[Records that describe figures]

⟨

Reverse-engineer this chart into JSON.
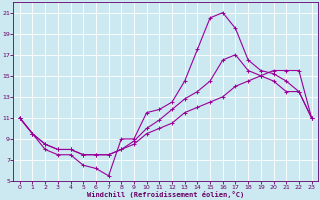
{
  "background_color": "#cce8f0",
  "line_color": "#990099",
  "marker": "+",
  "xlabel": "Windchill (Refroidissement éolien,°C)",
  "xlabel_color": "#660066",
  "tick_color": "#660066",
  "grid_color": "#ffffff",
  "xlim": [
    -0.5,
    23.5
  ],
  "ylim": [
    5,
    22
  ],
  "xticks": [
    0,
    1,
    2,
    3,
    4,
    5,
    6,
    7,
    8,
    9,
    10,
    11,
    12,
    13,
    14,
    15,
    16,
    17,
    18,
    19,
    20,
    21,
    22,
    23
  ],
  "yticks": [
    5,
    7,
    9,
    11,
    13,
    15,
    17,
    19,
    21
  ],
  "line1_x": [
    0,
    1,
    2,
    3,
    4,
    5,
    6,
    7,
    8,
    9,
    10,
    11,
    12,
    13,
    14,
    15,
    16,
    17,
    18,
    19,
    20,
    21,
    22,
    23
  ],
  "line1_y": [
    11.0,
    9.5,
    8.0,
    7.5,
    7.5,
    6.5,
    6.2,
    5.5,
    9.0,
    9.0,
    11.5,
    11.8,
    12.5,
    14.5,
    17.5,
    20.5,
    21.0,
    19.5,
    16.5,
    15.5,
    15.2,
    14.5,
    13.5,
    11.0
  ],
  "line2_x": [
    0,
    1,
    2,
    3,
    4,
    5,
    6,
    7,
    8,
    9,
    10,
    11,
    12,
    13,
    14,
    15,
    16,
    17,
    18,
    19,
    20,
    21,
    22,
    23
  ],
  "line2_y": [
    11.0,
    9.5,
    8.5,
    8.0,
    8.0,
    7.5,
    7.5,
    7.5,
    8.0,
    8.5,
    9.5,
    10.0,
    10.5,
    11.5,
    12.0,
    12.5,
    13.0,
    14.0,
    14.5,
    15.0,
    15.5,
    15.5,
    15.5,
    11.0
  ],
  "line3_x": [
    0,
    1,
    2,
    3,
    4,
    5,
    6,
    7,
    8,
    9,
    10,
    11,
    12,
    13,
    14,
    15,
    16,
    17,
    18,
    19,
    20,
    21,
    22,
    23
  ],
  "line3_y": [
    11.0,
    9.5,
    8.5,
    8.0,
    8.0,
    7.5,
    7.5,
    7.5,
    8.0,
    8.8,
    10.0,
    10.8,
    11.8,
    12.8,
    13.5,
    14.5,
    16.5,
    17.0,
    15.5,
    15.0,
    14.5,
    13.5,
    13.5,
    11.0
  ]
}
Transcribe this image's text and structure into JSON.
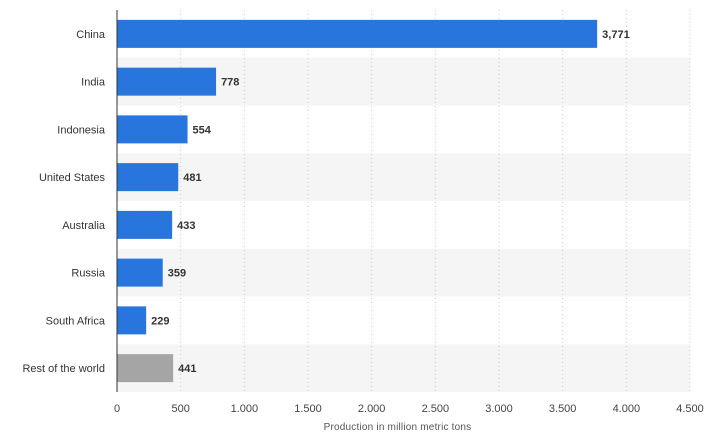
{
  "chart_data": {
    "type": "bar",
    "orientation": "horizontal",
    "categories": [
      "China",
      "India",
      "Indonesia",
      "United States",
      "Australia",
      "Russia",
      "South Africa",
      "Rest of the world"
    ],
    "values": [
      3771,
      778,
      554,
      481,
      433,
      359,
      229,
      441
    ],
    "value_labels": [
      "3,771",
      "778",
      "554",
      "481",
      "433",
      "359",
      "229",
      "441"
    ],
    "bar_colors": [
      "#2876dd",
      "#2876dd",
      "#2876dd",
      "#2876dd",
      "#2876dd",
      "#2876dd",
      "#2876dd",
      "#a5a5a5"
    ],
    "xlim": [
      0,
      4500
    ],
    "x_ticks": [
      0,
      500,
      1000,
      1500,
      2000,
      2500,
      3000,
      3500,
      4000,
      4500
    ],
    "x_tick_labels": [
      "0",
      "500",
      "1.000",
      "1.500",
      "2.000",
      "2.500",
      "3.000",
      "3.500",
      "4.000",
      "4.500"
    ],
    "xlabel": "Production in million metric tons",
    "ylabel": "",
    "title": "",
    "grid": true,
    "legend": false,
    "row_band_color": "#f5f5f5"
  }
}
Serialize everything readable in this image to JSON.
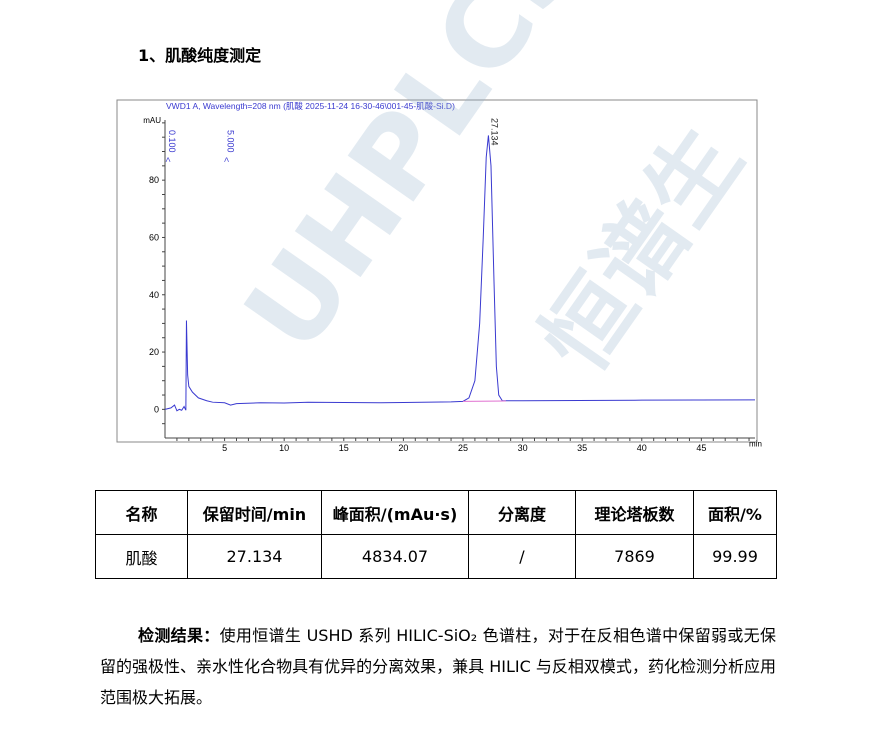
{
  "section_title": "1、肌酸纯度测定",
  "watermark": "UHPLCS 恒谱生 ®",
  "chart_data": {
    "type": "line",
    "title": "VWD1 A, Wavelength=208 nm (肌酸 2025-11-24 16-30-46\\001-45-肌酸-Si.D)",
    "ylabel": "mAU",
    "xlabel": "min",
    "xlim": [
      0,
      49.5
    ],
    "ylim": [
      -10,
      101
    ],
    "x_ticks": [
      5,
      10,
      15,
      20,
      25,
      30,
      35,
      40,
      45
    ],
    "y_ticks": [
      0,
      20,
      40,
      60,
      80
    ],
    "grid": false,
    "color": "#3a3ad0",
    "peak_labels": [
      {
        "x": 0.1,
        "label": "0.100",
        "mark": "<"
      },
      {
        "x": 5.0,
        "label": "5.000",
        "mark": "<"
      },
      {
        "x": 27.134,
        "label": "27.134"
      }
    ],
    "series": [
      {
        "x": [
          0,
          0.5,
          0.8,
          1.0,
          1.2,
          1.4,
          1.6,
          1.75,
          1.8,
          1.9,
          2.0,
          2.3,
          2.8,
          3.5,
          4,
          5,
          5.5,
          6,
          8,
          10,
          12,
          15,
          18,
          20,
          24,
          25,
          25.5,
          26,
          26.4,
          26.7,
          26.95,
          27.134,
          27.35,
          27.6,
          27.8,
          28,
          28.3,
          30,
          40,
          49.5
        ],
        "y": [
          0,
          0.5,
          1.5,
          -0.5,
          0,
          -0.3,
          1,
          -0.3,
          31,
          12,
          8,
          6,
          4,
          3,
          2.5,
          2.3,
          1.5,
          2,
          2.3,
          2.2,
          2.5,
          2.4,
          2.3,
          2.4,
          2.6,
          2.8,
          4,
          10,
          30,
          60,
          88,
          95.6,
          85,
          45,
          15,
          5,
          3,
          3,
          3.2,
          3.3
        ]
      }
    ],
    "baseline": {
      "x": [
        25,
        28.6
      ],
      "y": [
        2.8,
        2.9
      ],
      "color": "#e070d0"
    }
  },
  "table": {
    "headers": [
      "名称",
      "保留时间/min",
      "峰面积/(mAu·s)",
      "分离度",
      "理论塔板数",
      "面积/%"
    ],
    "rows": [
      [
        "肌酸",
        "27.134",
        "4834.07",
        "/",
        "7869",
        "99.99"
      ]
    ]
  },
  "result": {
    "label": "检测结果：",
    "text": "使用恒谱生 USHD 系列 HILIC-SiO₂ 色谱柱，对于在反相色谱中保留弱或无保留的强极性、亲水性化合物具有优异的分离效果，兼具 HILIC 与反相双模式，药化检测分析应用范围极大拓展。"
  }
}
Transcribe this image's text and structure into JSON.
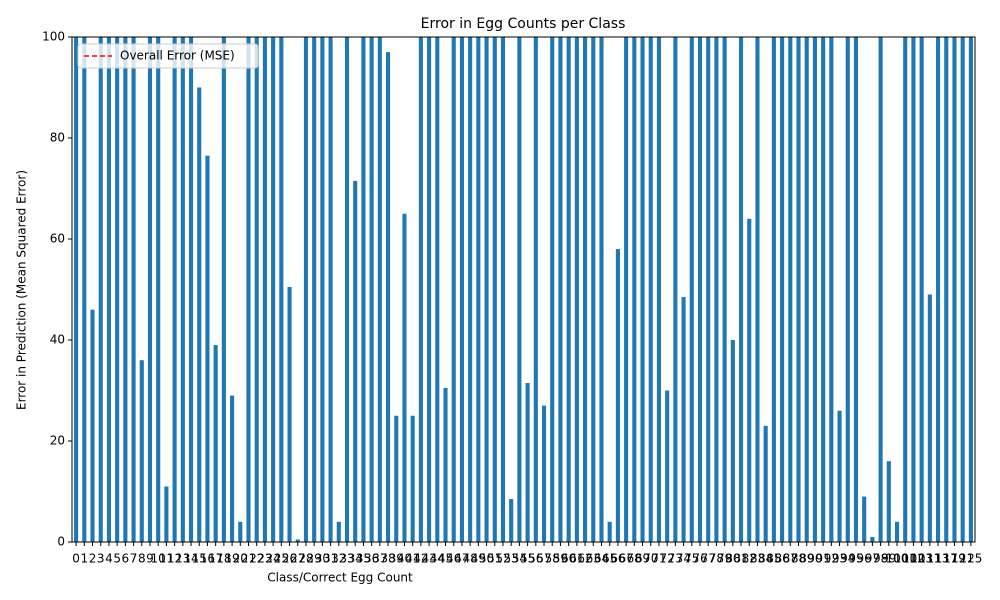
{
  "chart_data": {
    "type": "bar",
    "title": "Error in Egg Counts per Class",
    "xlabel": "Class/Correct Egg Count",
    "ylabel": "Error in Prediction (Mean Squared Error)",
    "categories": [
      0,
      1,
      2,
      3,
      4,
      5,
      6,
      7,
      8,
      9,
      10,
      11,
      12,
      13,
      14,
      15,
      16,
      17,
      18,
      19,
      20,
      21,
      22,
      23,
      24,
      25,
      26,
      27,
      28,
      29,
      30,
      31,
      32,
      33,
      34,
      35,
      36,
      37,
      38,
      39,
      40,
      41,
      42,
      43,
      44,
      45,
      46,
      47,
      48,
      49,
      50,
      51,
      52,
      53,
      54,
      55,
      56,
      57,
      58,
      59,
      60,
      61,
      62,
      63,
      64,
      65,
      66,
      67,
      68,
      69,
      70,
      71,
      72,
      73,
      74,
      75,
      76,
      77,
      78,
      79,
      80,
      81,
      82,
      83,
      84,
      85,
      86,
      87,
      88,
      89,
      90,
      91,
      92,
      93,
      94,
      95,
      96,
      97,
      98,
      99,
      100,
      101,
      102,
      103,
      111,
      113,
      117,
      119,
      121,
      125
    ],
    "values": [
      100,
      100,
      46,
      100,
      100,
      100,
      100,
      100,
      36,
      100,
      100,
      11,
      100,
      100,
      100,
      90,
      76.5,
      39,
      100,
      29,
      4,
      100,
      100,
      100,
      100,
      100,
      50.5,
      0.5,
      100,
      100,
      100,
      100,
      4,
      100,
      71.5,
      100,
      100,
      100,
      97,
      25,
      65,
      25,
      100,
      100,
      100,
      30.5,
      100,
      100,
      100,
      100,
      100,
      100,
      100,
      8.5,
      100,
      31.5,
      100,
      27,
      100,
      100,
      100,
      100,
      100,
      100,
      100,
      4,
      58,
      100,
      100,
      100,
      100,
      100,
      30,
      100,
      48.5,
      100,
      100,
      100,
      100,
      100,
      40,
      100,
      64,
      100,
      23,
      100,
      100,
      100,
      100,
      100,
      100,
      100,
      100,
      26,
      100,
      100,
      9,
      1,
      100,
      16,
      4,
      100,
      100,
      100,
      49,
      100,
      100,
      100,
      100,
      100
    ],
    "color": "#1f77b4",
    "ylim": [
      0,
      100
    ],
    "yticks": [
      0,
      20,
      40,
      60,
      80,
      100
    ],
    "grid": false,
    "legend": {
      "position": "upper left",
      "entries": [
        {
          "name": "Overall Error (MSE)",
          "color": "red",
          "style": "dashed"
        }
      ]
    }
  }
}
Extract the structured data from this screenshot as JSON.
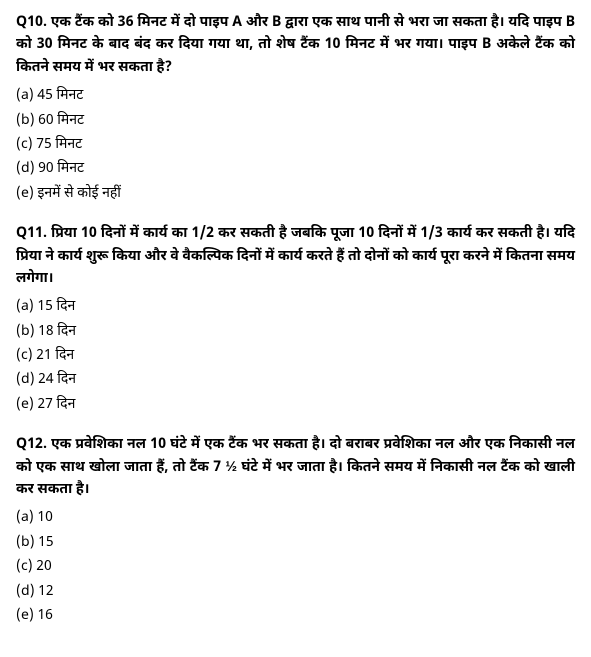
{
  "questions": [
    {
      "number": "Q10.",
      "text": "एक टैंक को 36 मिनट में दो पाइप A और B द्वारा एक साथ पानी से भरा जा सकता है। यदि पाइप B को 30 मिनट के बाद बंद कर दिया गया था, तो शेष टैंक 10 मिनट में भर गया। पाइप B अकेले टैंक को कितने समय में भर सकता है?",
      "options": [
        "(a) 45 मिनट",
        "(b) 60 मिनट",
        "(c) 75 मिनट",
        "(d) 90 मिनट",
        "(e) इनमें से कोई नहीं"
      ]
    },
    {
      "number": "Q11.",
      "text": "प्रिया 10 दिनों में कार्य का 1/2 कर सकती है जबकि पूजा 10 दिनों में 1/3 कार्य कर सकती है। यदि प्रिया ने कार्य शुरू किया और वे वैकल्पिक दिनों में कार्य करते हैं तो दोनों को कार्य पूरा करने में कितना समय लगेगा।",
      "options": [
        "(a) 15 दिन",
        "(b) 18 दिन",
        "(c) 21 दिन",
        "(d) 24 दिन",
        "(e) 27 दिन"
      ]
    },
    {
      "number": "Q12.",
      "text": "एक प्रवेशिका नल 10 घंटे में एक टैंक भर सकता है। दो बराबर प्रवेशिका नल और एक निकासी नल  को एक साथ खोला जाता हैं, तो टैंक 7 ½ घंटे में भर जाता है। कितने समय में निकासी नल टैंक को खाली कर सकता है।",
      "options": [
        "(a) 10",
        "(b) 15",
        "(c) 20",
        "(d) 12",
        "(e) 16"
      ]
    }
  ]
}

⟩

■ EXERCISE GOAL
What do the lines above say from the line containing "Extract the structured" through the last line? Quote them exactly, both ends included, and leave out the pictures.

■ RESULT OF THIS TASK
Extract the structured data from this screenshot as JSON.
{
  "questions": [
    {
      "number": "Q10.",
      "text": "एक टैंक को 36 मिनट में दो पाइप A और B द्वारा एक साथ पानी से भरा जा सकता है। यदि पाइप B को 30 मिनट के बाद बंद कर दिया गया था, तो शेष टैंक 10 मिनट में भर गया। पाइप B अकेले टैंक को कितने समय में भर सकता है?",
      "options": [
        "(a) 45 मिनट",
        "(b) 60 मिनट",
        "(c) 75 मिनट",
        "(d) 90 मिनट",
        "(e) इनमें से कोई नहीं"
      ]
    },
    {
      "number": "Q11.",
      "text": "प्रिया 10 दिनों में कार्य का 1/2 कर सकती है जबकि पूजा 10 दिनों में 1/3 कार्य कर सकती है। यदि प्रिया ने कार्य शुरू किया और वे वैकल्पिक दिनों में कार्य करते हैं तो दोनों को कार्य पूरा करने में कितना समय लगेगा।",
      "options": [
        "(a) 15 दिन",
        "(b) 18 दिन",
        "(c) 21 दिन",
        "(d) 24 दिन",
        "(e) 27 दिन"
      ]
    },
    {
      "number": "Q12.",
      "text": "एक प्रवेशिका नल 10 घंटे में एक टैंक भर सकता है। दो बराबर प्रवेशिका नल और एक निकासी नल  को एक साथ खोला जाता हैं, तो टैंक 7 ½ घंटे में भर जाता है। कितने समय में निकासी नल टैंक को खाली कर सकता है।",
      "options": [
        "(a) 10",
        "(b) 15",
        "(c) 20",
        "(d) 12",
        "(e) 16"
      ]
    }
  ]
}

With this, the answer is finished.